■ **WORK TO BE COMPLETED**: Write a continuation of the story about the rainy-night tapas dinner, starting right after its final sentence.

Buoyed by a strange euphoria no doubt brought on by acid rain having soaked into my skin, we decided afterwards to hit a restaurant. We went to Viejo San Juan, a new tapas restaurant on Girard Avenue. I never thought in a million years that we'd need a reservation -- it's in the middle of the ghetto practically. But I'm a dumbass obviously -- we ended up waiting for 30 minutes for a table and then the kitchen was so backed up we had to wait over an hour for tapas.

But you know, the food was kick ass. I'm a sucker for good tapas -- mussells in marinara, clams in garlic broth, shrimp and chorizo, shrimp and scallops, pork and plantains, and mini enchiladas. We completely inhaled all of it within about five second of the food actually arriving at our table. Of course, we had been sucking on a pitcher of sangria for an hour with no food....so it might just have been the munchies.

On the way out the door I was attempting to put my umbrella up, missed a step and fell on my face in the middle of the sidewalk. Yeah, so that was good too. No, I didn't hurt myself -- all the sangria had made me pliant.

■ **LISTED RECORDS**:

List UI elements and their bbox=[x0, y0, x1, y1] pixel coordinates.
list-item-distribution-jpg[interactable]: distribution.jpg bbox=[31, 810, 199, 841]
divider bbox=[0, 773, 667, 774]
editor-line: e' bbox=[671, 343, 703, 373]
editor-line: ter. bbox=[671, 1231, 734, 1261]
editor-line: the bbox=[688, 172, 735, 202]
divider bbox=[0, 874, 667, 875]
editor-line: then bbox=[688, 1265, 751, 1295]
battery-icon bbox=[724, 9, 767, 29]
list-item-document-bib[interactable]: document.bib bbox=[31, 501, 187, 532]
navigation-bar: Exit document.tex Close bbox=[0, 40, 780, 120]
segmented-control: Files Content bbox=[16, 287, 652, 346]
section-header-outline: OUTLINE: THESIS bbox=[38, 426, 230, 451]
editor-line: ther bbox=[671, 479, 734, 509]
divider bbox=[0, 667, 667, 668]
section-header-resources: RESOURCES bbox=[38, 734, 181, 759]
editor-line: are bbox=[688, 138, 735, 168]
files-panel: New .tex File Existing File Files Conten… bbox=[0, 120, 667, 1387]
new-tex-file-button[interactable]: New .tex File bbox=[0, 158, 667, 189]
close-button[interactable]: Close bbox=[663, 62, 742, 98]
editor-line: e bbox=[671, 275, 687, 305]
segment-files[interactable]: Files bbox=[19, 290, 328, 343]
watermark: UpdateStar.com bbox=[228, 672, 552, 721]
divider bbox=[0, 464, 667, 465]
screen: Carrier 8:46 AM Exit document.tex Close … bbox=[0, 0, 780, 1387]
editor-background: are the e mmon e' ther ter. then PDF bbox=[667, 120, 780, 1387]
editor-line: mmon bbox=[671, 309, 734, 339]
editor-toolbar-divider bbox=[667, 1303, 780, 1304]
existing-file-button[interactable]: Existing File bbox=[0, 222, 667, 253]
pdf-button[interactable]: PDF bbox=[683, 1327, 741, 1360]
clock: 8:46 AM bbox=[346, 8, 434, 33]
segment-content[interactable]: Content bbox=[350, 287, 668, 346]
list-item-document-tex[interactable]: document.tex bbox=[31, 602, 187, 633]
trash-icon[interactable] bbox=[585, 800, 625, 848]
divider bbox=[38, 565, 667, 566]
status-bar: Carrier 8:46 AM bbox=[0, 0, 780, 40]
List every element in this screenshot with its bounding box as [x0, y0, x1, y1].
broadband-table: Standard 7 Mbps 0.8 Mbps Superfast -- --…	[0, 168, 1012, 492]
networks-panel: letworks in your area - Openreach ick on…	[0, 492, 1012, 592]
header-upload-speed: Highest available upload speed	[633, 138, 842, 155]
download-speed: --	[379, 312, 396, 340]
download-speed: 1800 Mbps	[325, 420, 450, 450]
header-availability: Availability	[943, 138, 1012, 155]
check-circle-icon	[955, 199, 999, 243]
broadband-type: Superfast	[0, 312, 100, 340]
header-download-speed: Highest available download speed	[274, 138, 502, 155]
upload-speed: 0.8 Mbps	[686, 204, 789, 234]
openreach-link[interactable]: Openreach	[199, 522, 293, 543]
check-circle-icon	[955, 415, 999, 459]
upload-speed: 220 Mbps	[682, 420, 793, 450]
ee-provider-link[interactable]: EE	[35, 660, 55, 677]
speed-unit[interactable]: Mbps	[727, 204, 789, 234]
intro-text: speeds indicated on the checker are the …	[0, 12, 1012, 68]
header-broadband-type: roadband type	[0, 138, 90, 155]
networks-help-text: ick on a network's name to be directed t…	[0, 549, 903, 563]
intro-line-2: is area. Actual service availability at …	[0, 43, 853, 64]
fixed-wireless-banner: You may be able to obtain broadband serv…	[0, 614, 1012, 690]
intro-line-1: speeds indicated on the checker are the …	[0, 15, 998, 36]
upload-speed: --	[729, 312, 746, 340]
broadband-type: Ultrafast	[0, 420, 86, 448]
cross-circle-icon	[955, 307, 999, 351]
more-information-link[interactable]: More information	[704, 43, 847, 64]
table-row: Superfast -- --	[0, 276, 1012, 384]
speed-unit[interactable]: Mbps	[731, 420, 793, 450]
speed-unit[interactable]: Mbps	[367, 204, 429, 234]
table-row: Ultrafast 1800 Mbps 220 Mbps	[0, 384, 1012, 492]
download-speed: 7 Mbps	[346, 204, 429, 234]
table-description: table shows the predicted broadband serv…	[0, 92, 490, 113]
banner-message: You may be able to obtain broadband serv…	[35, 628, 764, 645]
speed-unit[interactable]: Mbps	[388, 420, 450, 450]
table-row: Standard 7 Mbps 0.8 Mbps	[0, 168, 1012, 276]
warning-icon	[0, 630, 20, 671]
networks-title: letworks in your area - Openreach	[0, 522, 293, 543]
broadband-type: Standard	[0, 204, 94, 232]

■ **RESULT OF THE EXERCISE**:
Ugh.

November 02, 2002

Do you have Prince Albert in a can?

I have just returned from lunch at Las Cazuelas with Statia. And it has been confirmed that I should really maybe get a clue before I start giving out driving directions. Now true, most of this was not my fault, but poor Statia ended up in fucking New Jersey.

That's right: New Jersey...the garden state. Home of the jug handle.

Luckily Statia is a stunt driver, not afraid to run over little old blue-haired ladies in their Oldsmobiles, and was able to finally make it to Girard Avenue without getting carjacked.

All the while I was sitting in the restaurant with a Mexican coffee, feeling worse and worse that she was in the sixth level of hell on her way to meet me for lunch. Guilt is a terrible thing to waste. I was terribly relieved when she walked in the door!

And she is so funny and nice! I will be amazed if she makes it home without breaking into a caffeine and sugar induced coma -- two cups of Mexican coffee with extra sugar and cream will do that to a person. Of course, she is now in possession of one of my knitted hats -- I'm sure the power of the knitted masterpiece will protect her.

Sure.

Since this was my first meeting of a fellow blogger, I was slightly nervous. What if Statia turned out to be an axe-murderer? What if she slipped roophies into my coffee, robbed me, and left me for the cooks at the mexican restaurant to have their evil way with me? What if she really secretly liked Martha Stewart? Statia turned out to be really cool though, so I'm looking forward to the next blogger-related outing.

Oh yeah, and I look forward to running up my cell phone bill for the cause of Porn for Kids, Inc.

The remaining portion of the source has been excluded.